▶ _Task instructions_:
Write out all of the records precisely. Skip anything that is a picture.
** START OF Task material **
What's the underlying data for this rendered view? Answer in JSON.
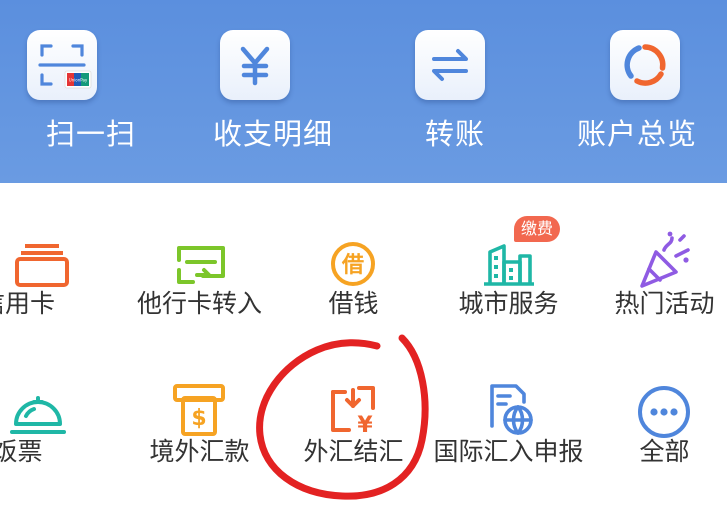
{
  "top_actions": [
    {
      "label": "扫一扫",
      "icon": "scan-icon"
    },
    {
      "label": "收支明细",
      "icon": "yuan-icon"
    },
    {
      "label": "转账",
      "icon": "transfer-arrows-icon"
    },
    {
      "label": "账户总览",
      "icon": "donut-chart-icon"
    }
  ],
  "scan_card_text": "UnionPay",
  "services": [
    {
      "label": "信用卡",
      "icon": "credit-card-stack-icon"
    },
    {
      "label": "他行卡转入",
      "icon": "card-transfer-in-icon"
    },
    {
      "label": "借钱",
      "icon": "borrow-coin-icon",
      "icon_text": "借"
    },
    {
      "label": "城市服务",
      "icon": "city-buildings-icon",
      "badge": "缴费"
    },
    {
      "label": "热门活动",
      "icon": "party-popper-icon"
    },
    {
      "label": "饭票",
      "icon": "meal-cloche-icon"
    },
    {
      "label": "境外汇款",
      "icon": "atm-dollar-icon",
      "icon_text": "$"
    },
    {
      "label": "外汇结汇",
      "icon": "forex-exchange-icon",
      "icon_text": "¥"
    },
    {
      "label": "国际汇入申报",
      "icon": "globe-document-icon"
    },
    {
      "label": "全部",
      "icon": "more-dots-icon"
    }
  ],
  "colors": {
    "header_blue": "#5b8fde",
    "icon_blue": "#4f86dc",
    "orange": "#f0662f",
    "green": "#7cc62a",
    "amber": "#f6a323",
    "teal": "#1fb7a6",
    "purple": "#8f5be3",
    "badge_red": "#f2684f",
    "annotation_red": "#e32222"
  },
  "annotation": {
    "shape": "hand-drawn-circle",
    "target": "外汇结汇"
  }
}
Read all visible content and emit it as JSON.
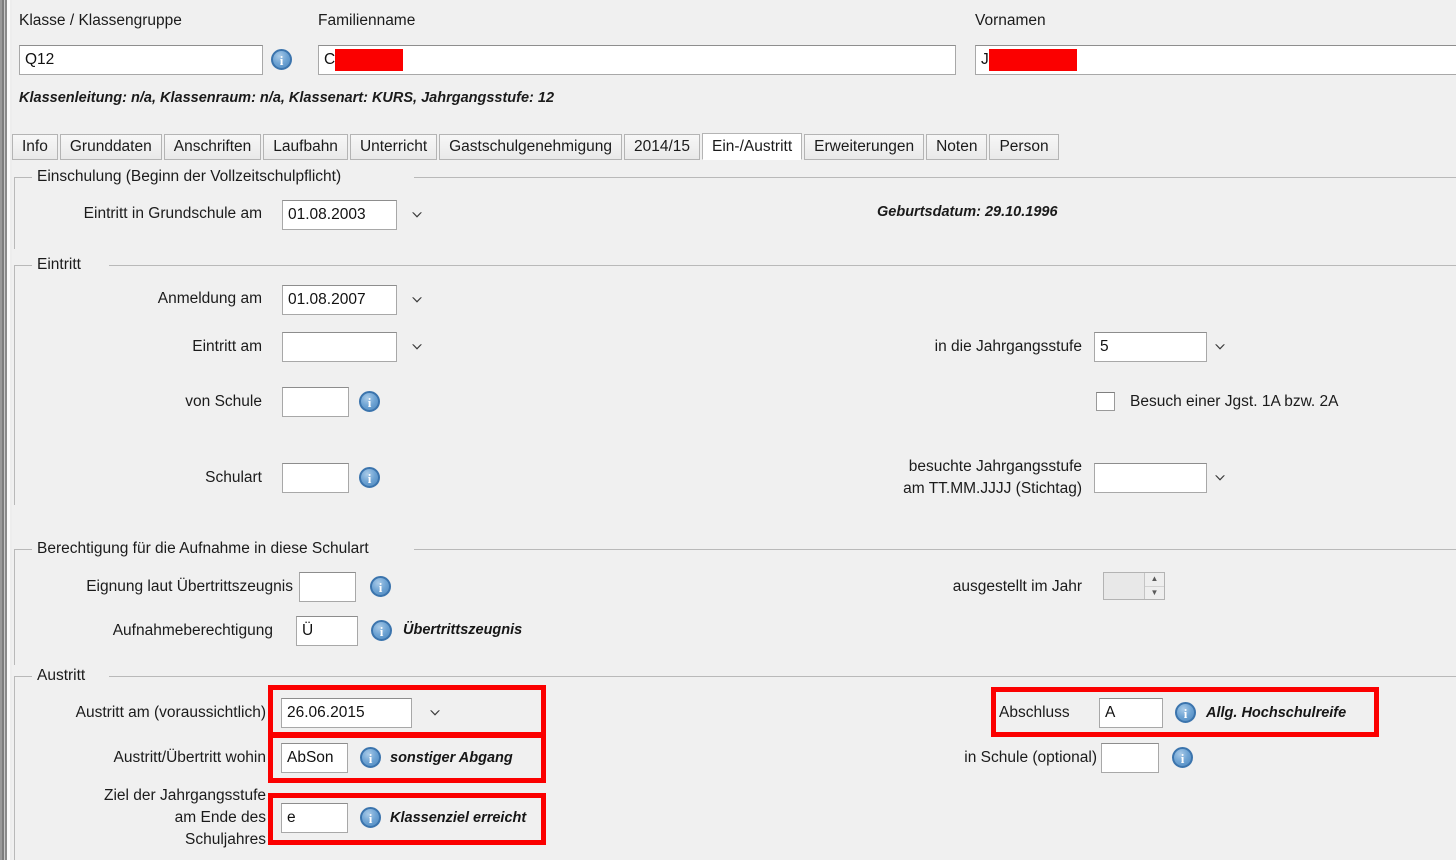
{
  "header": {
    "class_label": "Klasse / Klassengruppe",
    "class_value": "Q12",
    "lastname_label": "Familienname",
    "lastname_value": "C",
    "firstname_label": "Vornamen",
    "firstname_value": "J",
    "class_info_line": "Klassenleitung: n/a, Klassenraum: n/a, Klassenart: KURS, Jahrgangsstufe: 12"
  },
  "tabs": [
    {
      "label": "Info",
      "active": false
    },
    {
      "label": "Grunddaten",
      "active": false
    },
    {
      "label": "Anschriften",
      "active": false
    },
    {
      "label": "Laufbahn",
      "active": false
    },
    {
      "label": "Unterricht",
      "active": false
    },
    {
      "label": "Gastschulgenehmigung",
      "active": false
    },
    {
      "label": "2014/15",
      "active": false
    },
    {
      "label": "Ein-/Austritt",
      "active": true
    },
    {
      "label": "Erweiterungen",
      "active": false
    },
    {
      "label": "Noten",
      "active": false
    },
    {
      "label": "Person",
      "active": false
    }
  ],
  "einschulung": {
    "legend": "Einschulung (Beginn der Vollzeitschulpflicht)",
    "grundschule_label": "Eintritt in Grundschule am",
    "grundschule_value": "01.08.2003",
    "geburtsdatum": "Geburtsdatum: 29.10.1996"
  },
  "eintritt": {
    "legend": "Eintritt",
    "anmeldung_label": "Anmeldung am",
    "anmeldung_value": "01.08.2007",
    "eintritt_label": "Eintritt am",
    "eintritt_value": "",
    "von_schule_label": "von Schule",
    "von_schule_value": "",
    "schulart_label": "Schulart",
    "schulart_value": "",
    "jahrgangsstufe_label": "in die Jahrgangsstufe",
    "jahrgangsstufe_value": "5",
    "besuch_checkbox_label": "Besuch einer Jgst. 1A bzw. 2A",
    "besuchte_label_line1": "besuchte Jahrgangsstufe",
    "besuchte_label_line2": "am TT.MM.JJJJ (Stichtag)",
    "besuchte_value": ""
  },
  "berechtigung": {
    "legend": "Berechtigung für die Aufnahme in diese Schulart",
    "eignung_label": "Eignung laut Übertrittszeugnis",
    "eignung_value": "",
    "aufnahme_label": "Aufnahmeberechtigung",
    "aufnahme_value": "Ü",
    "aufnahme_hint": "Übertrittszeugnis",
    "jahr_label": "ausgestellt im Jahr",
    "jahr_value": ""
  },
  "austritt": {
    "legend": "Austritt",
    "austritt_am_label": "Austritt am (voraussichtlich)",
    "austritt_am_value": "26.06.2015",
    "wohin_label": "Austritt/Übertritt wohin",
    "wohin_value": "AbSon",
    "wohin_hint": "sonstiger Abgang",
    "ziel_label_line1": "Ziel der Jahrgangsstufe",
    "ziel_label_line2": "am Ende des",
    "ziel_label_line3": "Schuljahres",
    "ziel_value": "e",
    "ziel_hint": "Klassenziel erreicht",
    "abschluss_label": "Abschluss",
    "abschluss_value": "A",
    "abschluss_hint": "Allg. Hochschulreife",
    "in_schule_label": "in Schule (optional)",
    "in_schule_value": ""
  },
  "colors": {
    "window_bg": "#f0f0f0",
    "field_bg": "#ffffff",
    "border": "#a8a8a8",
    "annotation_red": "#fb0000",
    "info_icon_blue": "#4b86bd",
    "text": "#1b1b1b"
  }
}
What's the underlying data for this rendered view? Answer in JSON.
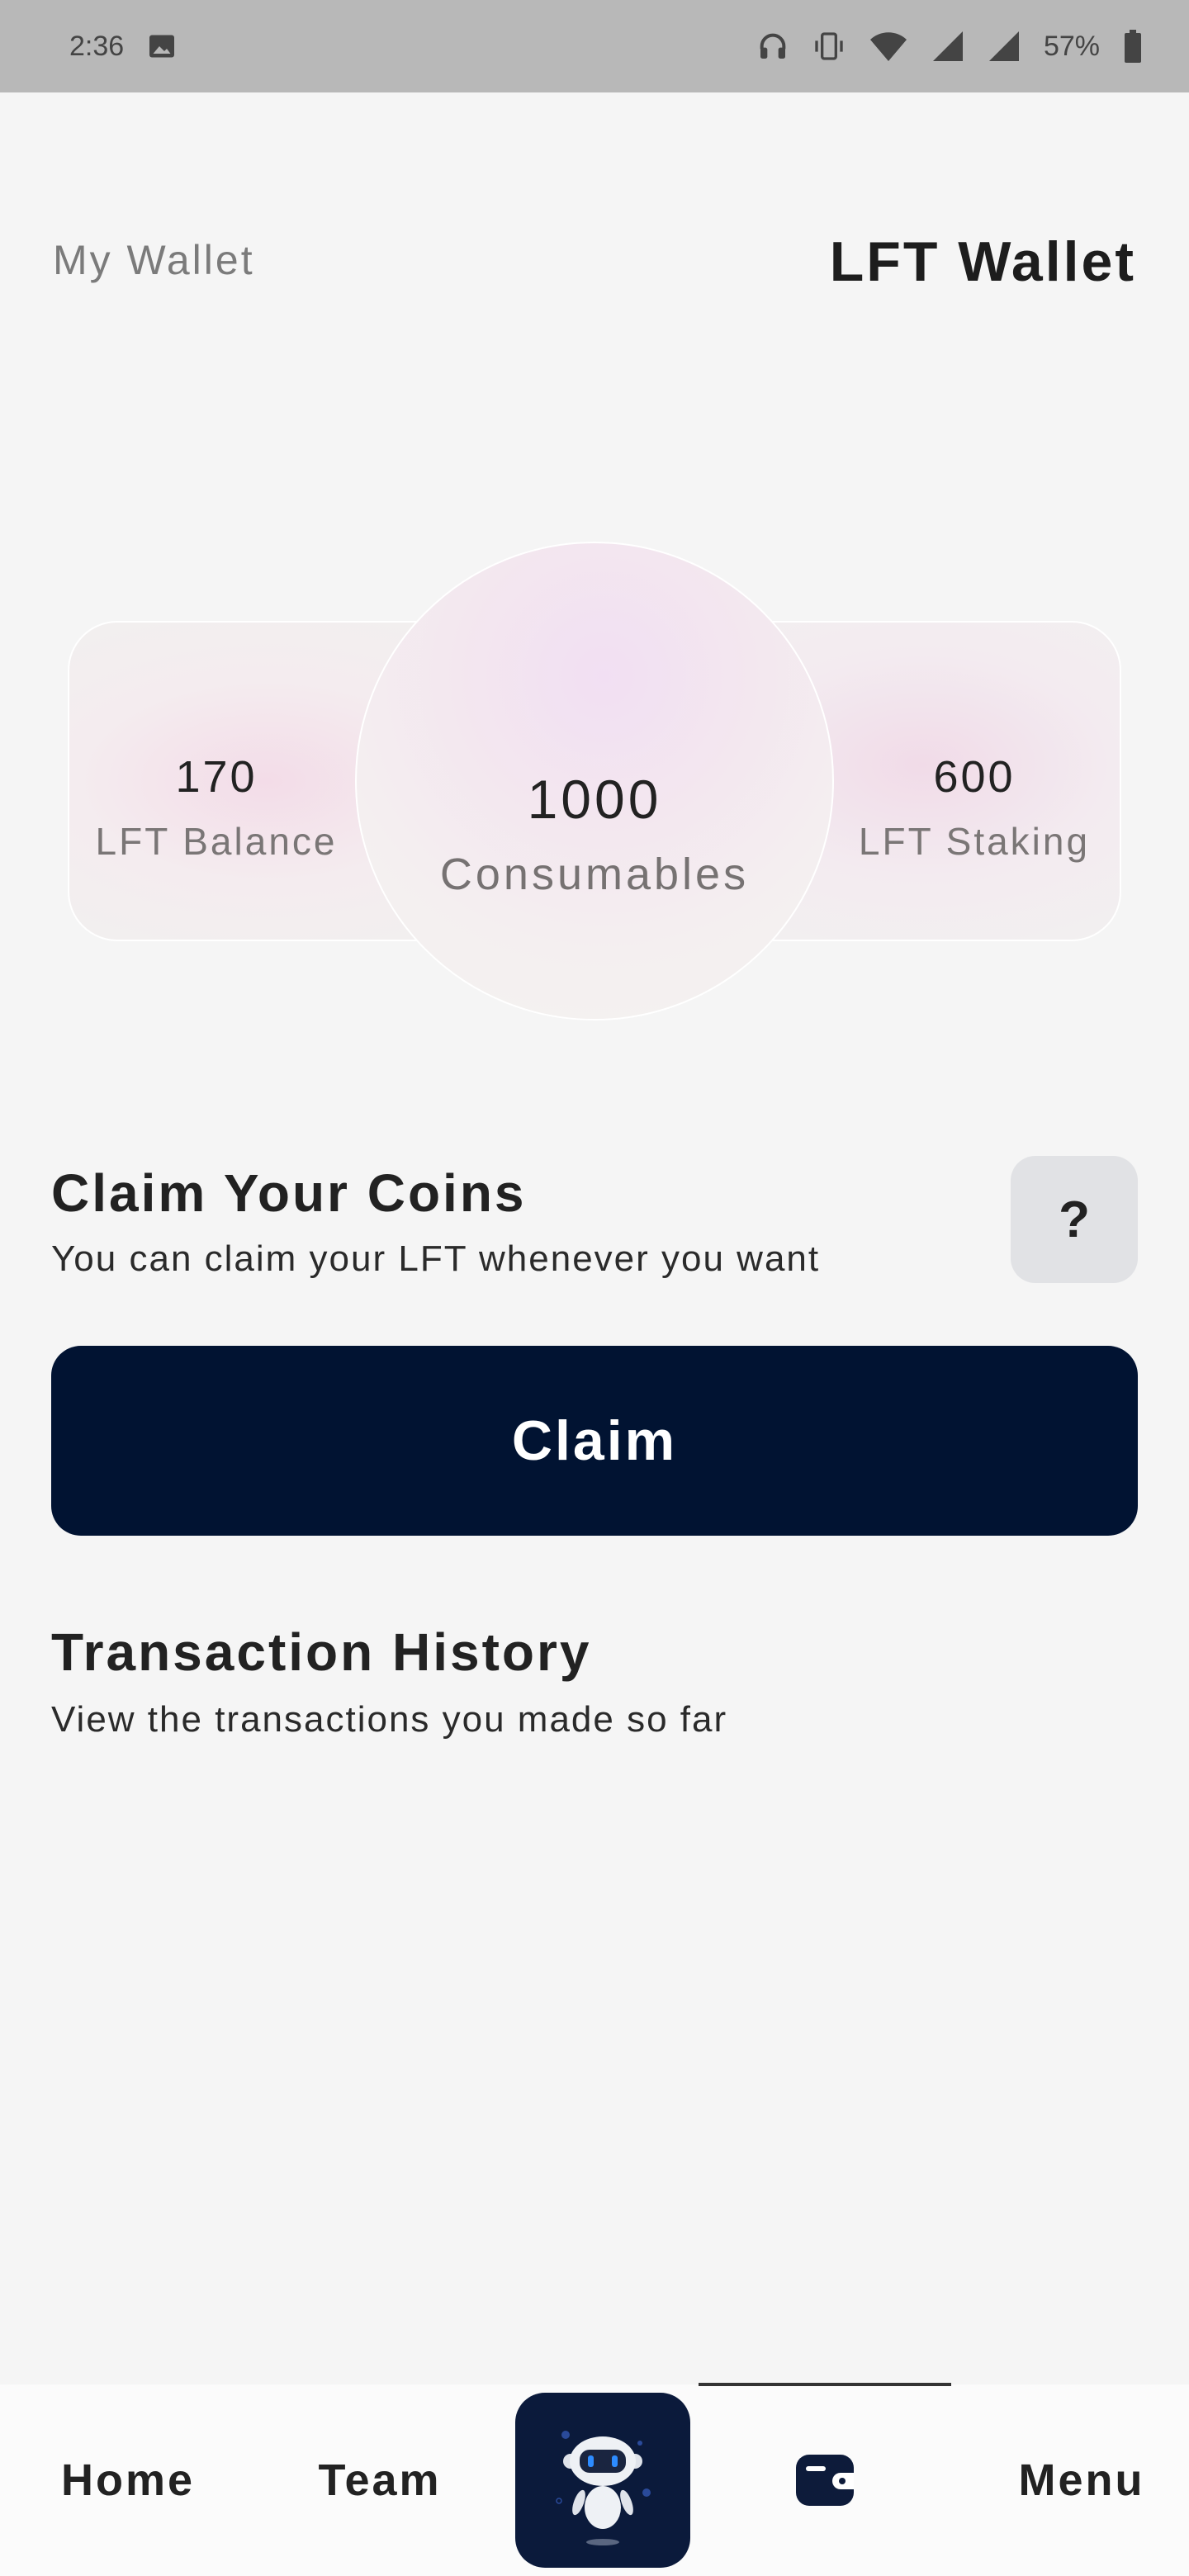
** END OF Task material **
▶ _Answer to this task_:
What's the underlying data for this rendered view? Answer in JSON.
{
  "top_actions": [
    {
      "label": "扫一扫",
      "icon": "scan-icon"
    },
    {
      "label": "收支明细",
      "icon": "yuan-icon"
    },
    {
      "label": "转账",
      "icon": "transfer-arrows-icon"
    },
    {
      "label": "账户总览",
      "icon": "donut-chart-icon"
    }
  ],
  "scan_card_text": "UnionPay",
  "services": [
    {
      "label": "信用卡",
      "icon": "credit-card-stack-icon"
    },
    {
      "label": "他行卡转入",
      "icon": "card-transfer-in-icon"
    },
    {
      "label": "借钱",
      "icon": "borrow-coin-icon",
      "icon_text": "借"
    },
    {
      "label": "城市服务",
      "icon": "city-buildings-icon",
      "badge": "缴费"
    },
    {
      "label": "热门活动",
      "icon": "party-popper-icon"
    },
    {
      "label": "饭票",
      "icon": "meal-cloche-icon"
    },
    {
      "label": "境外汇款",
      "icon": "atm-dollar-icon",
      "icon_text": "$"
    },
    {
      "label": "外汇结汇",
      "icon": "forex-exchange-icon",
      "icon_text": "¥"
    },
    {
      "label": "国际汇入申报",
      "icon": "globe-document-icon"
    },
    {
      "label": "全部",
      "icon": "more-dots-icon"
    }
  ],
  "colors": {
    "header_blue": "#5b8fde",
    "icon_blue": "#4f86dc",
    "orange": "#f0662f",
    "green": "#7cc62a",
    "amber": "#f6a323",
    "teal": "#1fb7a6",
    "purple": "#8f5be3",
    "badge_red": "#f2684f",
    "annotation_red": "#e32222"
  },
  "annotation": {
    "shape": "hand-drawn-circle",
    "target": "外汇结汇"
  }
}
Read all visible content and emit it as JSON.
{
  "header": {
    "class_label": "Klasse / Klassengruppe",
    "class_value": "Q12",
    "lastname_label": "Familienname",
    "lastname_value": "C",
    "firstname_label": "Vornamen",
    "firstname_value": "J",
    "class_info_line": "Klassenleitung: n/a, Klassenraum: n/a, Klassenart: KURS, Jahrgangsstufe: 12"
  },
  "tabs": [
    {
      "label": "Info",
      "active": false
    },
    {
      "label": "Grunddaten",
      "active": false
    },
    {
      "label": "Anschriften",
      "active": false
    },
    {
      "label": "Laufbahn",
      "active": false
    },
    {
      "label": "Unterricht",
      "active": false
    },
    {
      "label": "Gastschulgenehmigung",
      "active": false
    },
    {
      "label": "2014/15",
      "active": false
    },
    {
      "label": "Ein-/Austritt",
      "active": true
    },
    {
      "label": "Erweiterungen",
      "active": false
    },
    {
      "label": "Noten",
      "active": false
    },
    {
      "label": "Person",
      "active": false
    }
  ],
  "einschulung": {
    "legend": "Einschulung (Beginn der Vollzeitschulpflicht)",
    "grundschule_label": "Eintritt in Grundschule am",
    "grundschule_value": "01.08.2003",
    "geburtsdatum": "Geburtsdatum: 29.10.1996"
  },
  "eintritt": {
    "legend": "Eintritt",
    "anmeldung_label": "Anmeldung am",
    "anmeldung_value": "01.08.2007",
    "eintritt_label": "Eintritt am",
    "eintritt_value": "",
    "von_schule_label": "von Schule",
    "von_schule_value": "",
    "schulart_label": "Schulart",
    "schulart_value": "",
    "jahrgangsstufe_label": "in die Jahrgangsstufe",
    "jahrgangsstufe_value": "5",
    "besuch_checkbox_label": "Besuch einer Jgst. 1A bzw. 2A",
    "besuchte_label_line1": "besuchte Jahrgangsstufe",
    "besuchte_label_line2": "am TT.MM.JJJJ (Stichtag)",
    "besuchte_value": ""
  },
  "berechtigung": {
    "legend": "Berechtigung für die Aufnahme in diese Schulart",
    "eignung_label": "Eignung laut Übertrittszeugnis",
    "eignung_value": "",
    "aufnahme_label": "Aufnahmeberechtigung",
    "aufnahme_value": "Ü",
    "aufnahme_hint": "Übertrittszeugnis",
    "jahr_label": "ausgestellt im Jahr",
    "jahr_value": ""
  },
  "austritt": {
    "legend": "Austritt",
    "austritt_am_label": "Austritt am (voraussichtlich)",
    "austritt_am_value": "26.06.2015",
    "wohin_label": "Austritt/Übertritt wohin",
    "wohin_value": "AbSon",
    "wohin_hint": "sonstiger Abgang",
    "ziel_label_line1": "Ziel der Jahrgangsstufe",
    "ziel_label_line2": "am Ende des",
    "ziel_label_line3": "Schuljahres",
    "ziel_value": "e",
    "ziel_hint": "Klassenziel erreicht",
    "abschluss_label": "Abschluss",
    "abschluss_value": "A",
    "abschluss_hint": "Allg. Hochschulreife",
    "in_schule_label": "in Schule (optional)",
    "in_schule_value": ""
  },
  "colors": {
    "window_bg": "#f0f0f0",
    "field_bg": "#ffffff",
    "border": "#a8a8a8",
    "annotation_red": "#fb0000",
    "info_icon_blue": "#4b86bd",
    "text": "#1b1b1b"
  }
}
What's the underlying data for this rendered view? Answer in JSON.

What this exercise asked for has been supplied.